_Requirements_:
Retype each line of the material exactly, please, skipping any picture in it.

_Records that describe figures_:
-- START --
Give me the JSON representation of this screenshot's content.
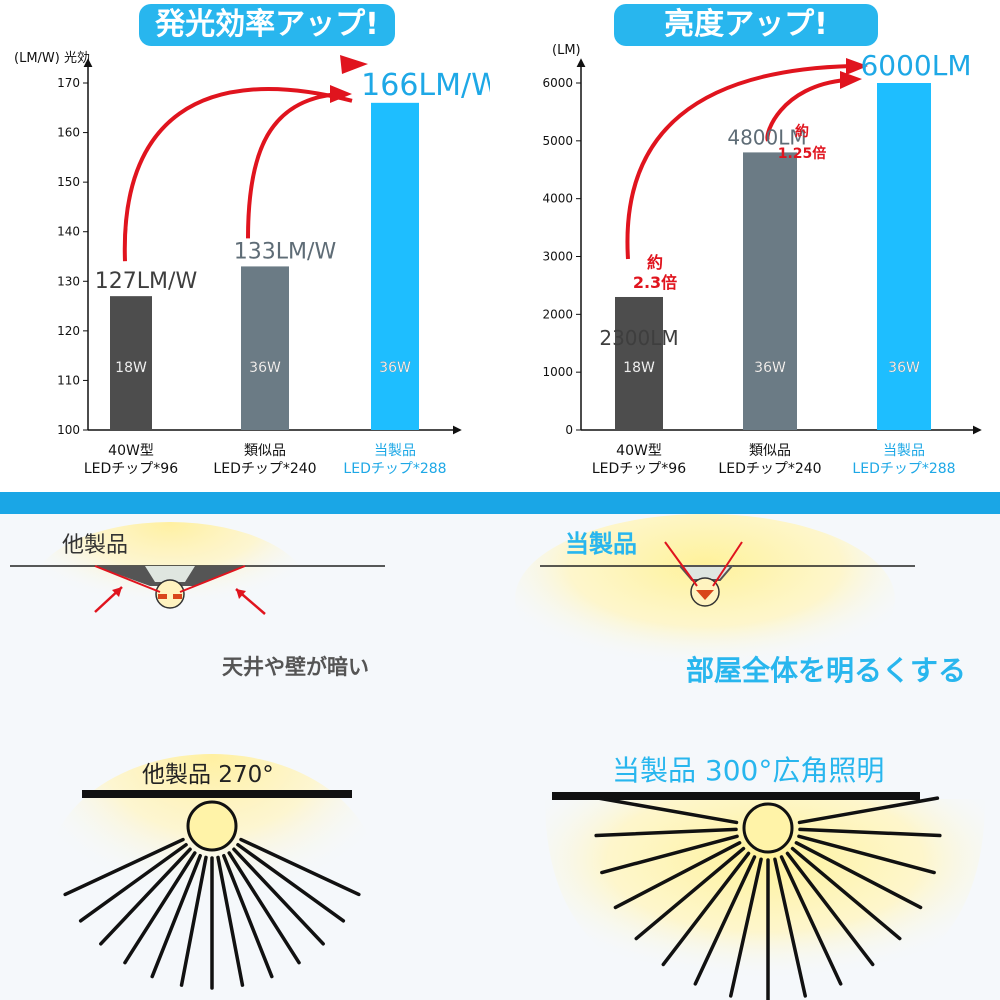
{
  "chart_data": [
    {
      "type": "bar",
      "title": "発光効率アップ!",
      "ylabel": "(LM/W) 光効",
      "ylim": [
        100,
        170
      ],
      "yticks": [
        100,
        110,
        120,
        130,
        140,
        150,
        160,
        170
      ],
      "categories": [
        {
          "line1": "40W型",
          "line2": "LEDチップ*96"
        },
        {
          "line1": "類似品",
          "line2": "LEDチップ*240"
        },
        {
          "line1": "当製品",
          "line2": "LEDチップ*288"
        }
      ],
      "values": [
        127,
        133,
        166
      ],
      "value_labels": [
        "127LM/W",
        "133LM/W",
        "166LM/W"
      ],
      "inner_labels": [
        "18W",
        "36W",
        "36W"
      ],
      "colors": [
        "#4d4d4d",
        "#6b7b85",
        "#1ebeff"
      ]
    },
    {
      "type": "bar",
      "title": "亮度アップ!",
      "ylabel": "(LM)",
      "ylim": [
        0,
        6000
      ],
      "yticks": [
        0,
        1000,
        2000,
        3000,
        4000,
        5000,
        6000
      ],
      "categories": [
        {
          "line1": "40W型",
          "line2": "LEDチップ*96"
        },
        {
          "line1": "類似品",
          "line2": "LEDチップ*240"
        },
        {
          "line1": "当製品",
          "line2": "LEDチップ*288"
        }
      ],
      "values": [
        2300,
        4800,
        6000
      ],
      "value_labels": [
        "2300LM",
        "4800LM",
        "6000LM"
      ],
      "inner_labels": [
        "18W",
        "36W",
        "36W"
      ],
      "colors": [
        "#4d4d4d",
        "#6b7b85",
        "#1ebeff"
      ],
      "annotations": [
        {
          "line1": "約",
          "line2": "2.3倍"
        },
        {
          "line1": "約",
          "line2": "1.25倍"
        }
      ]
    }
  ],
  "lower": {
    "other_product": "他製品",
    "our_product": "当製品",
    "other_caption": "天井や壁が暗い",
    "our_caption": "部屋全体を明るくする",
    "other_angle": "他製品 270°",
    "our_angle": "当製品 300°広角照明"
  },
  "colors": {
    "accent": "#28b6ee",
    "red": "#e0141e",
    "glow": "#fff3a0"
  }
}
-- END --
_Output below_:
Give me the JSON representation of this screenshot's content.
{
  "chart_data": [
    {
      "type": "bar",
      "title": "発光効率アップ!",
      "ylabel": "(LM/W) 光効",
      "ylim": [
        100,
        170
      ],
      "yticks": [
        100,
        110,
        120,
        130,
        140,
        150,
        160,
        170
      ],
      "categories": [
        {
          "line1": "40W型",
          "line2": "LEDチップ*96"
        },
        {
          "line1": "類似品",
          "line2": "LEDチップ*240"
        },
        {
          "line1": "当製品",
          "line2": "LEDチップ*288"
        }
      ],
      "values": [
        127,
        133,
        166
      ],
      "value_labels": [
        "127LM/W",
        "133LM/W",
        "166LM/W"
      ],
      "inner_labels": [
        "18W",
        "36W",
        "36W"
      ],
      "colors": [
        "#4d4d4d",
        "#6b7b85",
        "#1ebeff"
      ]
    },
    {
      "type": "bar",
      "title": "亮度アップ!",
      "ylabel": "(LM)",
      "ylim": [
        0,
        6000
      ],
      "yticks": [
        0,
        1000,
        2000,
        3000,
        4000,
        5000,
        6000
      ],
      "categories": [
        {
          "line1": "40W型",
          "line2": "LEDチップ*96"
        },
        {
          "line1": "類似品",
          "line2": "LEDチップ*240"
        },
        {
          "line1": "当製品",
          "line2": "LEDチップ*288"
        }
      ],
      "values": [
        2300,
        4800,
        6000
      ],
      "value_labels": [
        "2300LM",
        "4800LM",
        "6000LM"
      ],
      "inner_labels": [
        "18W",
        "36W",
        "36W"
      ],
      "colors": [
        "#4d4d4d",
        "#6b7b85",
        "#1ebeff"
      ],
      "annotations": [
        {
          "line1": "約",
          "line2": "2.3倍"
        },
        {
          "line1": "約",
          "line2": "1.25倍"
        }
      ]
    }
  ],
  "lower": {
    "other_product": "他製品",
    "our_product": "当製品",
    "other_caption": "天井や壁が暗い",
    "our_caption": "部屋全体を明るくする",
    "other_angle": "他製品 270°",
    "our_angle": "当製品 300°広角照明"
  },
  "colors": {
    "accent": "#28b6ee",
    "red": "#e0141e",
    "glow": "#fff3a0"
  }
}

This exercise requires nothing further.